__What the exercise asks__: What do the lines say from the one containing "Enumerate this screenshot's" to the end of the records? Restate them word for word, and only those.

─── Provided data ───

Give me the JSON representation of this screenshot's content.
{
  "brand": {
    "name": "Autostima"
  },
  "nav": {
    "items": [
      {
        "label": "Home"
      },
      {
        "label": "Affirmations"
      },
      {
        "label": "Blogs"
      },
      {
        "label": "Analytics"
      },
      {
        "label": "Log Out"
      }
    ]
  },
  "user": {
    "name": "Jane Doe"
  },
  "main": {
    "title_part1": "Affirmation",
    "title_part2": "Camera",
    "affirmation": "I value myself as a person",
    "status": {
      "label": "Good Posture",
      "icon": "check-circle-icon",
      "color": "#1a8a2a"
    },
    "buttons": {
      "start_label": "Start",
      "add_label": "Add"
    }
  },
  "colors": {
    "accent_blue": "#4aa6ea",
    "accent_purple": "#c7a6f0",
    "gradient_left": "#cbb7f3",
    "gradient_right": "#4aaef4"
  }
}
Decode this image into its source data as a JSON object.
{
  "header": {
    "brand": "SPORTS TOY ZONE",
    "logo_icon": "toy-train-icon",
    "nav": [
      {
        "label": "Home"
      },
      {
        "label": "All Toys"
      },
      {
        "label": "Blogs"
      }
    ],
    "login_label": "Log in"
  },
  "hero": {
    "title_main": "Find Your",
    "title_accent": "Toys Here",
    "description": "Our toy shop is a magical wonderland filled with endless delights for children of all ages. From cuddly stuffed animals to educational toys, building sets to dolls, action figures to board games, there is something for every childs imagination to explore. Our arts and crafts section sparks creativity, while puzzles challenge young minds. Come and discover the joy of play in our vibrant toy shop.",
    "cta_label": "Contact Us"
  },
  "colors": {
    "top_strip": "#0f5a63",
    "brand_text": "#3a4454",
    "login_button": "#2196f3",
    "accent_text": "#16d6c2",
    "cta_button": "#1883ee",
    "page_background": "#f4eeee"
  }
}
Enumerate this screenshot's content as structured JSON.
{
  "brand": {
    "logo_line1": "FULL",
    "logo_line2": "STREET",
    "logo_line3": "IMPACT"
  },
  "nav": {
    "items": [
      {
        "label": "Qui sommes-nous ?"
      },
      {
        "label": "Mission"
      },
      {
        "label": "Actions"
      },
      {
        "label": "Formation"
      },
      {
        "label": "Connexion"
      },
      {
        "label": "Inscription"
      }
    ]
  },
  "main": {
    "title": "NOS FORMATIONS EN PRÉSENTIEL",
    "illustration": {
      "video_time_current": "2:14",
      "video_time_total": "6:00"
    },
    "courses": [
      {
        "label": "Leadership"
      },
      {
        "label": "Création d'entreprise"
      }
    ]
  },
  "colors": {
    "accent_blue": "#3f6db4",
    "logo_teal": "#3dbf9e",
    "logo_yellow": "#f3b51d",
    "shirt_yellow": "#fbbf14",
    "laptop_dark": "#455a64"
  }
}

───

__Solution for this problem__:
Enumerate this screenshot's content as structured JSON.
{
  "brand": {
    "logo_line1": "FULL",
    "logo_line2": "STREET",
    "logo_line3": "IMPACT"
  },
  "nav": {
    "items": [
      {
        "label": "Qui sommes-nous ?"
      },
      {
        "label": "Mission"
      },
      {
        "label": "Actions"
      },
      {
        "label": "Formation"
      },
      {
        "label": "Connexion"
      },
      {
        "label": "Inscription"
      }
    ]
  },
  "main": {
    "title": "NOS FORMATIONS EN PRÉSENTIEL",
    "illustration": {
      "video_time_current": "2:14",
      "video_time_total": "6:00"
    },
    "courses": [
      {
        "label": "Leadership"
      },
      {
        "label": "Création d'entreprise"
      }
    ]
  },
  "colors": {
    "accent_blue": "#3f6db4",
    "logo_teal": "#3dbf9e",
    "logo_yellow": "#f3b51d",
    "shirt_yellow": "#fbbf14",
    "laptop_dark": "#455a64"
  }
}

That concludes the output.